-------- The input

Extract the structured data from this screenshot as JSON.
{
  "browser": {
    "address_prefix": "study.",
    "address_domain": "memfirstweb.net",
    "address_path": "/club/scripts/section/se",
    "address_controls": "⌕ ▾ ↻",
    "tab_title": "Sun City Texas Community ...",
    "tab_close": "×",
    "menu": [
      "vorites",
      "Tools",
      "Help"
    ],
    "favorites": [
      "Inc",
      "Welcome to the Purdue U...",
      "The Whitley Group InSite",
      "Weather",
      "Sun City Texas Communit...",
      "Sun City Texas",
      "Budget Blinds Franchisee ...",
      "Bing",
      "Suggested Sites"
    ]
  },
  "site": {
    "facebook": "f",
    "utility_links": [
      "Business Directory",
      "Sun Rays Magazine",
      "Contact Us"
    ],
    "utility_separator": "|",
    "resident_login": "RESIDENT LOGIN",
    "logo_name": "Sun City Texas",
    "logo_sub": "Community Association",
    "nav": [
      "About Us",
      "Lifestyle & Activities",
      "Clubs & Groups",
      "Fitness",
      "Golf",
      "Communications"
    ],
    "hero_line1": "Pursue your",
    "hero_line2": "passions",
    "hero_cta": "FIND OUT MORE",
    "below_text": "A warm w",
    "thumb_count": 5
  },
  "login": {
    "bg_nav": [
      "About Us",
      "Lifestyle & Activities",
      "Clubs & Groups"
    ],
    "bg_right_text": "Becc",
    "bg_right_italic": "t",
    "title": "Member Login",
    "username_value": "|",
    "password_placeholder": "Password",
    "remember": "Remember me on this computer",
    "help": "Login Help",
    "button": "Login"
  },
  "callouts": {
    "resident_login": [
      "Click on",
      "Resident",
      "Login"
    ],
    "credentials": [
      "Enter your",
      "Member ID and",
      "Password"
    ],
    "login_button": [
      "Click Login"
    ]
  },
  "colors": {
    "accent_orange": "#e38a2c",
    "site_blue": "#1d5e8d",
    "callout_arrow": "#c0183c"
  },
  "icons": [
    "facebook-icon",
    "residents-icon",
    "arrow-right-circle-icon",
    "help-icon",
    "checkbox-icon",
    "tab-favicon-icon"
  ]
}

----------------
-------- The input

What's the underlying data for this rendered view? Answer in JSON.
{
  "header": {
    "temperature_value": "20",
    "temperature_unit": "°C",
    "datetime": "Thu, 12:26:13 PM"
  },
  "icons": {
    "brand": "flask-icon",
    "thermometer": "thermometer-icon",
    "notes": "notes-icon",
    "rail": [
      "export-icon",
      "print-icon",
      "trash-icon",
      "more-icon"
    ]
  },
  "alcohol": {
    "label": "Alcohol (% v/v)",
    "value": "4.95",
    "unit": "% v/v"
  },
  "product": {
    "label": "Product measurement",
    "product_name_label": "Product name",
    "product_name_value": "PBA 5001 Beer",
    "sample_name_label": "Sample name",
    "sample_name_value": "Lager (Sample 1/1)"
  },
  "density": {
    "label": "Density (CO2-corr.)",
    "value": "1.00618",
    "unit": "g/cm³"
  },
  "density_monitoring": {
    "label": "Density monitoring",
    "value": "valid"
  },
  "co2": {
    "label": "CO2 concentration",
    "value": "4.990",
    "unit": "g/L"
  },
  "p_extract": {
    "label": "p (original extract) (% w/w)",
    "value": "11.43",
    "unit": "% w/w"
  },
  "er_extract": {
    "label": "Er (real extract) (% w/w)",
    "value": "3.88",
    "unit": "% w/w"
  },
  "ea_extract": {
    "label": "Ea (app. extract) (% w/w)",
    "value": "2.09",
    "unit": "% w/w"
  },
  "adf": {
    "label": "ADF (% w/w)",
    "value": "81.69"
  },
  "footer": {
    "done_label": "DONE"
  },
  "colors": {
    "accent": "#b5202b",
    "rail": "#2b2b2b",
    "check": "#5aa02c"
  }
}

----------------
-------- The input

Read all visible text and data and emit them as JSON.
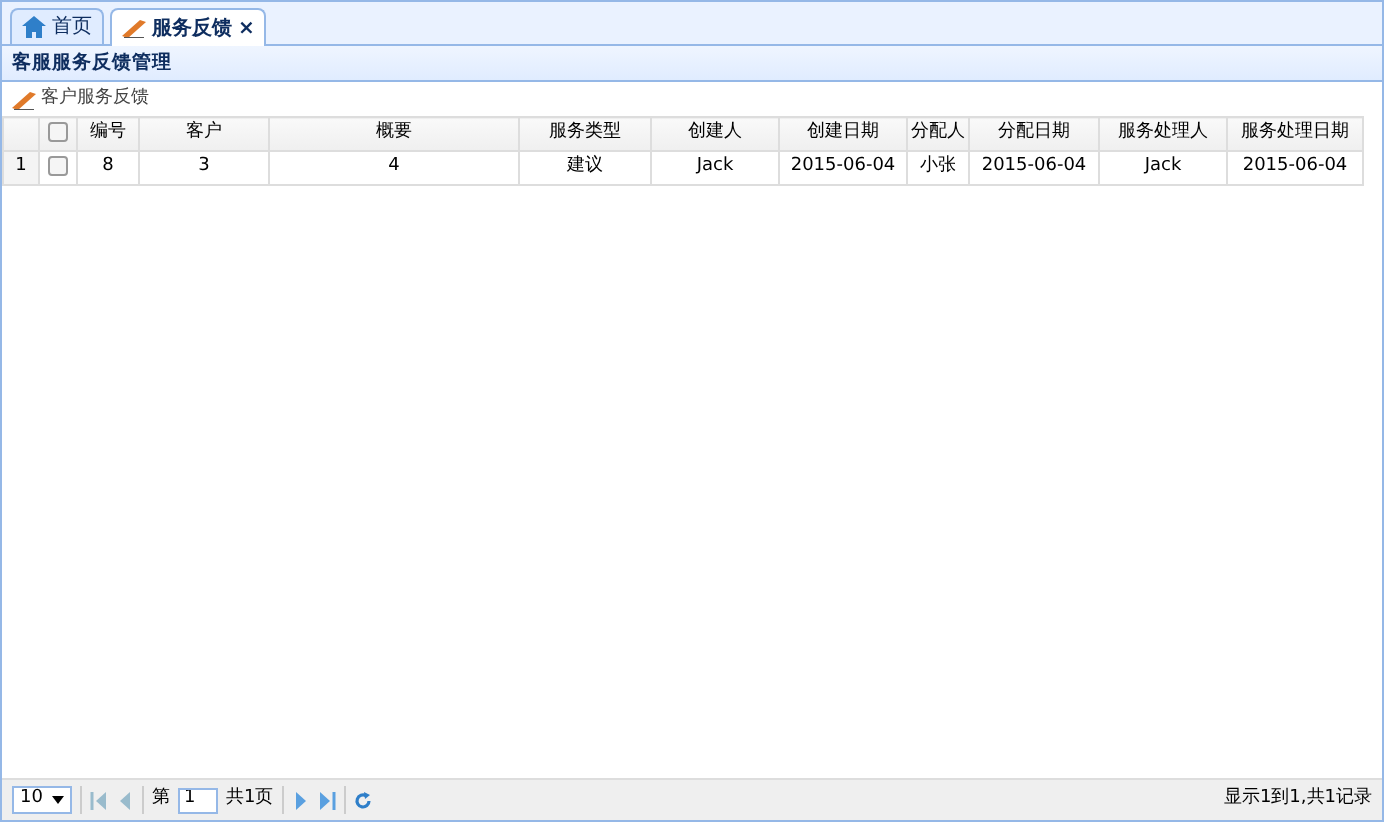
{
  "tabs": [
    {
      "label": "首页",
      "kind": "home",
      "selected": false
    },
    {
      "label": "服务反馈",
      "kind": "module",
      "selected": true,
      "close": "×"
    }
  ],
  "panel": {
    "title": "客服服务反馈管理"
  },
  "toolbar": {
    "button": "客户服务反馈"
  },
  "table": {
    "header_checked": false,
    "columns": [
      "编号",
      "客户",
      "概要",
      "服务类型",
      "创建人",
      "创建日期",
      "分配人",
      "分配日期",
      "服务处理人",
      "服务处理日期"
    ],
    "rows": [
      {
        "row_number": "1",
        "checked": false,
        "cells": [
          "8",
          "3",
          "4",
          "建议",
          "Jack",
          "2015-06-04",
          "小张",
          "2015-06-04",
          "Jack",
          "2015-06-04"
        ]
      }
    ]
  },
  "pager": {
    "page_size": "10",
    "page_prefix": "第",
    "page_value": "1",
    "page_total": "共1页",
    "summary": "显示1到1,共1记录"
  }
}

----------------

* _Task to carry out_:
Read through the entries and copy every line that includes "data".

* _Full answer_:
Extract the structured data from this screenshot as JSON.
What's the underlying data for this rendered view? Answer in JSON.
Read all visible text and data and emit them as JSON.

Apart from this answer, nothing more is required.